§ **Task inputs**
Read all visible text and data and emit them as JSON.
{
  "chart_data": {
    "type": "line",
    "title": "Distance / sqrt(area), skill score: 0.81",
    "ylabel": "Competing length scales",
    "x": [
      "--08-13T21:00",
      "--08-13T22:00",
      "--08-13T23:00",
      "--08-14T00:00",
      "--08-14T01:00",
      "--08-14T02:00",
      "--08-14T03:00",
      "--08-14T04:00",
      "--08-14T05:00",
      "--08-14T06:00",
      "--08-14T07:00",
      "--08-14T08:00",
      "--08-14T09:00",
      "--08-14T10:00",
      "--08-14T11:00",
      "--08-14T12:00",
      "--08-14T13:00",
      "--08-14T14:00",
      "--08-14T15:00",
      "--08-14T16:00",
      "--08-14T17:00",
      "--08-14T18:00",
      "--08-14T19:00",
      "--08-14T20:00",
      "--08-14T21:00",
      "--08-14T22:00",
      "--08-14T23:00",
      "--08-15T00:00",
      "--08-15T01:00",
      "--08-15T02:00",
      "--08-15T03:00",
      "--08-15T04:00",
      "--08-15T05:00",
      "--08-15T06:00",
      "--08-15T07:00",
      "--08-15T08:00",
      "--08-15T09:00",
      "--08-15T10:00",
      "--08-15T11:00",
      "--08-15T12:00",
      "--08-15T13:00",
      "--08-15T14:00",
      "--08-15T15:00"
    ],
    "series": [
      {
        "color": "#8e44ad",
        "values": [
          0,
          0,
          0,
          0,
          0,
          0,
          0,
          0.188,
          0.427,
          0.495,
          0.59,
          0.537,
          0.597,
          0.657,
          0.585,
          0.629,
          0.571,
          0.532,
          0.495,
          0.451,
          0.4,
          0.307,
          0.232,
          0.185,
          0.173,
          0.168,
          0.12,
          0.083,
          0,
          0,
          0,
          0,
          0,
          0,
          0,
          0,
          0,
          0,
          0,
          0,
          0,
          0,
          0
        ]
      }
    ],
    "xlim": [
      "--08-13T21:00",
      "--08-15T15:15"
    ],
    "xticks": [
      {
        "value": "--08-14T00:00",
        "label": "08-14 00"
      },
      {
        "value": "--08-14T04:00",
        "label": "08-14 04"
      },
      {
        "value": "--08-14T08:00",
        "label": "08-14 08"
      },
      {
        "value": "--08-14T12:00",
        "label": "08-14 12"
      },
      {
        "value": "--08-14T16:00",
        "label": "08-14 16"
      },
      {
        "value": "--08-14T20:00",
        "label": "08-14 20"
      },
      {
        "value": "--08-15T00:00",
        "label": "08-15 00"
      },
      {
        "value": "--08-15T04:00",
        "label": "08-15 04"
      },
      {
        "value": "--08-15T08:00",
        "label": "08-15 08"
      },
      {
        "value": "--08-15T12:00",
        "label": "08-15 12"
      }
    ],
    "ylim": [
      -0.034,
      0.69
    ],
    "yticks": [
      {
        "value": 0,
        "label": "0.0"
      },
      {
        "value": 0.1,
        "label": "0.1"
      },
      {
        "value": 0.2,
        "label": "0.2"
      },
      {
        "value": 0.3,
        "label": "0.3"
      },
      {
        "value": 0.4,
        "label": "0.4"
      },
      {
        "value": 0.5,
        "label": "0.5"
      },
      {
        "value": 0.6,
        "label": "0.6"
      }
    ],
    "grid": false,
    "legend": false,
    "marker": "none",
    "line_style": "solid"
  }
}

§ **Exercise**
Extract all of the data above without altering anything.

§ **The output**
Read all visible text and data and emit them as JSON.
{
  "chart_data": {
    "type": "line",
    "title": "Distance / sqrt(area), skill score: 0.81",
    "ylabel": "Competing length scales",
    "x": [
      "--08-13T21:00",
      "--08-13T22:00",
      "--08-13T23:00",
      "--08-14T00:00",
      "--08-14T01:00",
      "--08-14T02:00",
      "--08-14T03:00",
      "--08-14T04:00",
      "--08-14T05:00",
      "--08-14T06:00",
      "--08-14T07:00",
      "--08-14T08:00",
      "--08-14T09:00",
      "--08-14T10:00",
      "--08-14T11:00",
      "--08-14T12:00",
      "--08-14T13:00",
      "--08-14T14:00",
      "--08-14T15:00",
      "--08-14T16:00",
      "--08-14T17:00",
      "--08-14T18:00",
      "--08-14T19:00",
      "--08-14T20:00",
      "--08-14T21:00",
      "--08-14T22:00",
      "--08-14T23:00",
      "--08-15T00:00",
      "--08-15T01:00",
      "--08-15T02:00",
      "--08-15T03:00",
      "--08-15T04:00",
      "--08-15T05:00",
      "--08-15T06:00",
      "--08-15T07:00",
      "--08-15T08:00",
      "--08-15T09:00",
      "--08-15T10:00",
      "--08-15T11:00",
      "--08-15T12:00",
      "--08-15T13:00",
      "--08-15T14:00",
      "--08-15T15:00"
    ],
    "series": [
      {
        "color": "#8e44ad",
        "values": [
          0,
          0,
          0,
          0,
          0,
          0,
          0,
          0.188,
          0.427,
          0.495,
          0.59,
          0.537,
          0.597,
          0.657,
          0.585,
          0.629,
          0.571,
          0.532,
          0.495,
          0.451,
          0.4,
          0.307,
          0.232,
          0.185,
          0.173,
          0.168,
          0.12,
          0.083,
          0,
          0,
          0,
          0,
          0,
          0,
          0,
          0,
          0,
          0,
          0,
          0,
          0,
          0,
          0
        ]
      }
    ],
    "xlim": [
      "--08-13T21:00",
      "--08-15T15:15"
    ],
    "xticks": [
      {
        "value": "--08-14T00:00",
        "label": "08-14 00"
      },
      {
        "value": "--08-14T04:00",
        "label": "08-14 04"
      },
      {
        "value": "--08-14T08:00",
        "label": "08-14 08"
      },
      {
        "value": "--08-14T12:00",
        "label": "08-14 12"
      },
      {
        "value": "--08-14T16:00",
        "label": "08-14 16"
      },
      {
        "value": "--08-14T20:00",
        "label": "08-14 20"
      },
      {
        "value": "--08-15T00:00",
        "label": "08-15 00"
      },
      {
        "value": "--08-15T04:00",
        "label": "08-15 04"
      },
      {
        "value": "--08-15T08:00",
        "label": "08-15 08"
      },
      {
        "value": "--08-15T12:00",
        "label": "08-15 12"
      }
    ],
    "ylim": [
      -0.034,
      0.69
    ],
    "yticks": [
      {
        "value": 0,
        "label": "0.0"
      },
      {
        "value": 0.1,
        "label": "0.1"
      },
      {
        "value": 0.2,
        "label": "0.2"
      },
      {
        "value": 0.3,
        "label": "0.3"
      },
      {
        "value": 0.4,
        "label": "0.4"
      },
      {
        "value": 0.5,
        "label": "0.5"
      },
      {
        "value": 0.6,
        "label": "0.6"
      }
    ],
    "grid": false,
    "legend": false,
    "marker": "none",
    "line_style": "solid"
  }
}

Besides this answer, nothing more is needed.